SUPPLIED RECORDS:
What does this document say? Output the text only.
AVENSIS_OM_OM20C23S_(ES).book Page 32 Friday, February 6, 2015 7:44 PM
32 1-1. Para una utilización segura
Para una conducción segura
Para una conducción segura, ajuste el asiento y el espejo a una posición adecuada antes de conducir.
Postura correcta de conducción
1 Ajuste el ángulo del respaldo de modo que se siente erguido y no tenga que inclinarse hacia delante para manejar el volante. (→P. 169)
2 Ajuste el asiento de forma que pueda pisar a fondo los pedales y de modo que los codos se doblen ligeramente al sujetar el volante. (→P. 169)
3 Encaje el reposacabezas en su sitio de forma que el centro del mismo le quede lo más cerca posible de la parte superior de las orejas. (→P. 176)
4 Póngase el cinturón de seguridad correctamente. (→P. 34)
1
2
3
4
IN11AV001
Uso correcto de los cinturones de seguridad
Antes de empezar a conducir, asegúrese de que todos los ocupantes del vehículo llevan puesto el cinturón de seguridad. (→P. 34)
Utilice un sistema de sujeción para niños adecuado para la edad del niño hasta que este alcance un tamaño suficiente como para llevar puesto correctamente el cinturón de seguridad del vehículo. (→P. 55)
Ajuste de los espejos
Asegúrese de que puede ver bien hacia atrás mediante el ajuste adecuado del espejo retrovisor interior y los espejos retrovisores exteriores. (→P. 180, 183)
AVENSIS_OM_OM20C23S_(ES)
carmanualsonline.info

DO THIS: Write out every entry again exactly, please, with nothing missing.

RESULT:
What does this document say? Output the text only.
AVENSIS_OM_OM20C23S_(ES).book Page 32 Friday, February 6, 2015 7:44 PM
32 1-1. Para una utilización segura
Para una conducción segura
Para una conducción segura, ajuste el asiento y el espejo a una posición adecuada antes de conducir.
Postura correcta de conducción
1 Ajuste el ángulo del respaldo de modo que se siente erguido y no tenga que inclinarse hacia delante para manejar el volante. (→P. 169)
2 Ajuste el asiento de forma que pueda pisar a fondo los pedales y de modo que los codos se doblen ligeramente al sujetar el volante. (→P. 169)
3 Encaje el reposacabezas en su sitio de forma que el centro del mismo le quede lo más cerca posible de la parte superior de las orejas. (→P. 176)
4 Póngase el cinturón de seguridad correctamente. (→P. 34)
1
2
3
4
IN11AV001
Uso correcto de los cinturones de seguridad
Antes de empezar a conducir, asegúrese de que todos los ocupantes del vehículo llevan puesto el cinturón de seguridad. (→P. 34)
Utilice un sistema de sujeción para niños adecuado para la edad del niño hasta que este alcance un tamaño suficiente como para llevar puesto correctamente el cinturón de seguridad del vehículo. (→P. 55)
Ajuste de los espejos
Asegúrese de que puede ver bien hacia atrás mediante el ajuste adecuado del espejo retrovisor interior y los espejos retrovisores exteriores. (→P. 180, 183)
AVENSIS_OM_OM20C23S_(ES)
carmanualsonline.info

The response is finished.